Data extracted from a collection
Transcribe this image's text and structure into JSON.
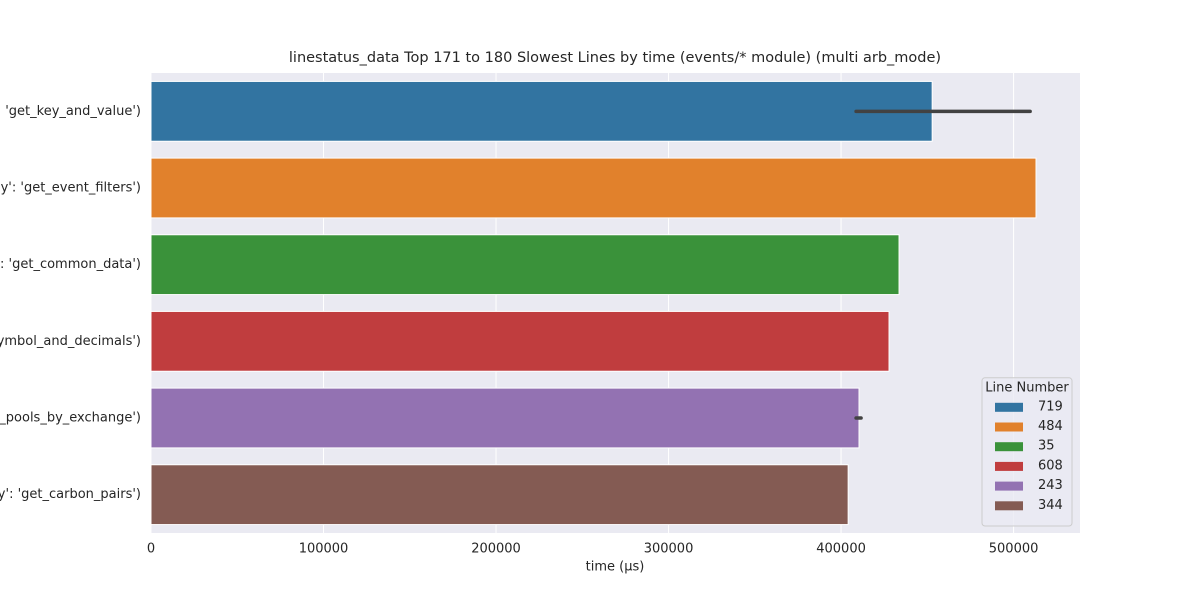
{
  "chart_data": {
    "type": "barh",
    "title": "linestatus_data Top 171 to 180 Slowest Lines by time (events/* module) (multi arb_mode)",
    "xlabel": "time (µs)",
    "categories": [
      "': 'get_key_and_value')",
      ".py': 'get_event_filters')",
      "y': 'get_common_data')",
      "symbol_and_decimals')",
      "l_pools_by_exchange')",
      "py': 'get_carbon_pairs')"
    ],
    "values": [
      452800,
      513000,
      433600,
      427800,
      410400,
      404100
    ],
    "ci": [
      [
        408700,
        509600
      ],
      null,
      null,
      null,
      [
        408700,
        411600
      ],
      null
    ],
    "colors": [
      "#3274a1",
      "#e1812c",
      "#3a923a",
      "#c03d3e",
      "#9372b2",
      "#845b53"
    ],
    "xlim": [
      0,
      538500
    ],
    "xticks": [
      0,
      100000,
      200000,
      300000,
      400000,
      500000
    ],
    "grid": true,
    "legend": {
      "title": "Line Number",
      "position": "lower right",
      "labels": [
        "719",
        "484",
        "35",
        "608",
        "243",
        "344"
      ]
    }
  }
}
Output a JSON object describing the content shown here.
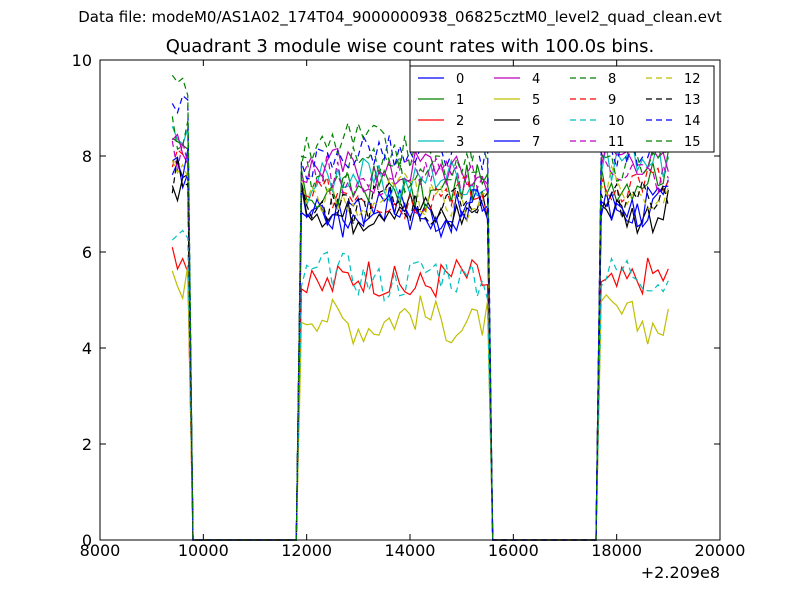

▸ Directions for this task:
Ignore the images and quote every line of the listing exactly.

▸ Result for this exercise:
Transcribe this image's text and structure into JSON.
{
  "chart_data": {
    "type": "barh",
    "title": "linestatus_data Top 171 to 180 Slowest Lines by time (events/* module) (multi arb_mode)",
    "xlabel": "time (µs)",
    "categories": [
      "': 'get_key_and_value')",
      ".py': 'get_event_filters')",
      "y': 'get_common_data')",
      "symbol_and_decimals')",
      "l_pools_by_exchange')",
      "py': 'get_carbon_pairs')"
    ],
    "values": [
      452800,
      513000,
      433600,
      427800,
      410400,
      404100
    ],
    "ci": [
      [
        408700,
        509600
      ],
      null,
      null,
      null,
      [
        408700,
        411600
      ],
      null
    ],
    "colors": [
      "#3274a1",
      "#e1812c",
      "#3a923a",
      "#c03d3e",
      "#9372b2",
      "#845b53"
    ],
    "xlim": [
      0,
      538500
    ],
    "xticks": [
      0,
      100000,
      200000,
      300000,
      400000,
      500000
    ],
    "grid": true,
    "legend": {
      "title": "Line Number",
      "position": "lower right",
      "labels": [
        "719",
        "484",
        "35",
        "608",
        "243",
        "344"
      ]
    }
  }
}
Output a JSON object describing the content shown here.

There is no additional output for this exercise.